_EXERCISE DIRECTIONS:_ Read the listing and extract each line that includes the word "title".

_THE DATA:_
--- START ---

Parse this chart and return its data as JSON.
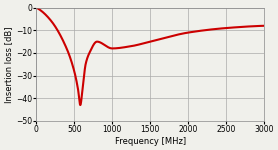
{
  "title": "",
  "xlabel": "Frequency [MHz]",
  "ylabel": "Insertion loss [dB]",
  "xlim": [
    0,
    3000
  ],
  "ylim": [
    -50,
    0
  ],
  "xticks": [
    0,
    500,
    1000,
    1500,
    2000,
    2500,
    3000
  ],
  "yticks": [
    0,
    -10,
    -20,
    -30,
    -40,
    -50
  ],
  "line_color": "#cc0000",
  "line_width": 1.5,
  "grid_color": "#aaaaaa",
  "bg_color": "#f0f0eb",
  "key_points_f": [
    0,
    50,
    200,
    400,
    500,
    550,
    580,
    610,
    650,
    700,
    800,
    1000,
    1250,
    1500,
    2000,
    2500,
    3000
  ],
  "key_points_il": [
    0,
    -1,
    -6,
    -18,
    -28,
    -36,
    -43,
    -36,
    -25,
    -20,
    -15,
    -18,
    -17,
    -15,
    -11,
    -9,
    -8
  ]
}
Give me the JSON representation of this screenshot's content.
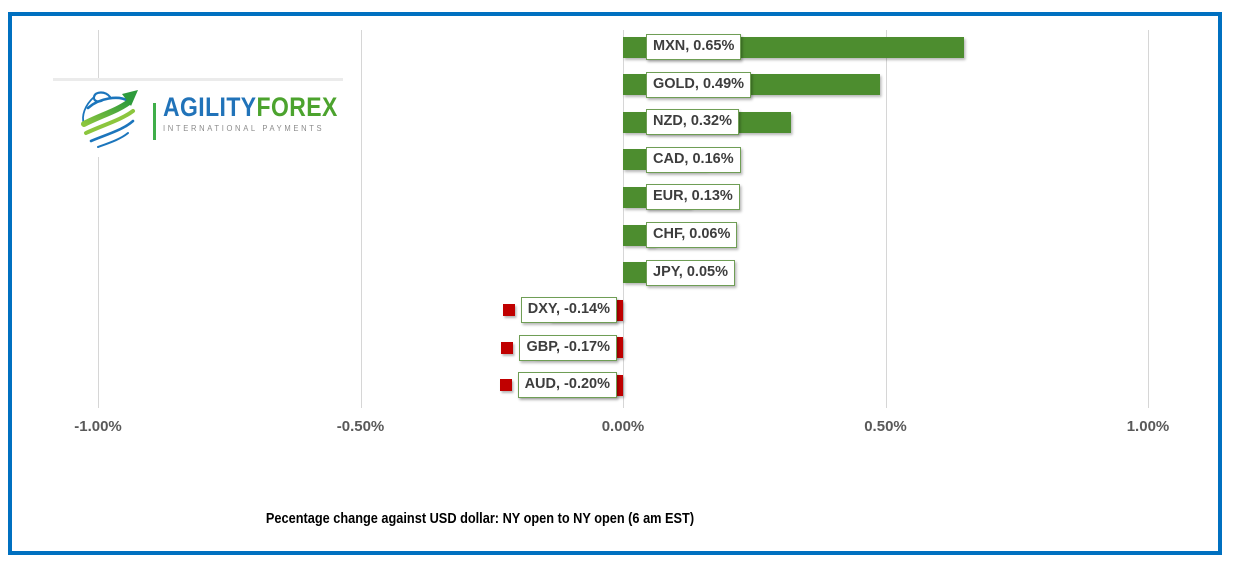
{
  "frame": {
    "color": "#0070c0"
  },
  "logo": {
    "brand_primary": "AGILITY",
    "brand_secondary": "FOREX",
    "tagline": "INTERNATIONAL PAYMENTS",
    "globe_icon": "globe-swoosh-arrow-icon",
    "colors": {
      "primary_blue": "#2173b9",
      "secondary_green": "#4ca32e",
      "tagline_gray": "#8c8c8c"
    }
  },
  "chart_data": {
    "type": "bar",
    "orientation": "horizontal",
    "title": "Pecentage change against USD dollar: NY open to NY open  (6 am EST)",
    "categories": [
      "MXN",
      "GOLD",
      "NZD",
      "CAD",
      "EUR",
      "CHF",
      "JPY",
      "DXY",
      "GBP",
      "AUD"
    ],
    "values": [
      0.65,
      0.49,
      0.32,
      0.16,
      0.13,
      0.06,
      0.05,
      -0.14,
      -0.17,
      -0.2
    ],
    "data_labels": [
      "MXN, 0.65%",
      "GOLD, 0.49%",
      "NZD, 0.32%",
      "CAD, 0.16%",
      "EUR, 0.13%",
      "CHF, 0.06%",
      "JPY, 0.05%",
      "DXY, -0.14%",
      "GBP, -0.17%",
      "AUD, -0.20%"
    ],
    "x_ticks": [
      {
        "value": -1.0,
        "label": "-1.00%"
      },
      {
        "value": -0.5,
        "label": "-0.50%"
      },
      {
        "value": 0.0,
        "label": "0.00%"
      },
      {
        "value": 0.5,
        "label": "0.50%"
      },
      {
        "value": 1.0,
        "label": "1.00%"
      }
    ],
    "xlim": [
      -1.17,
      1.13
    ],
    "grid": true,
    "legend": false,
    "label_style": "boxed-with-legend-key",
    "colors": {
      "positive": "#4d8d2f",
      "negative": "#c00000",
      "label_border": "#6f9e55",
      "label_text": "#3d3d3d",
      "gridline": "#d6d6d6",
      "axis_text": "#595959"
    }
  }
}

--- END ---

_TASK OUTPUT:_
  "title": "",
    "title": "Pecentage change against USD dollar: NY open to NY open  (6 am EST)",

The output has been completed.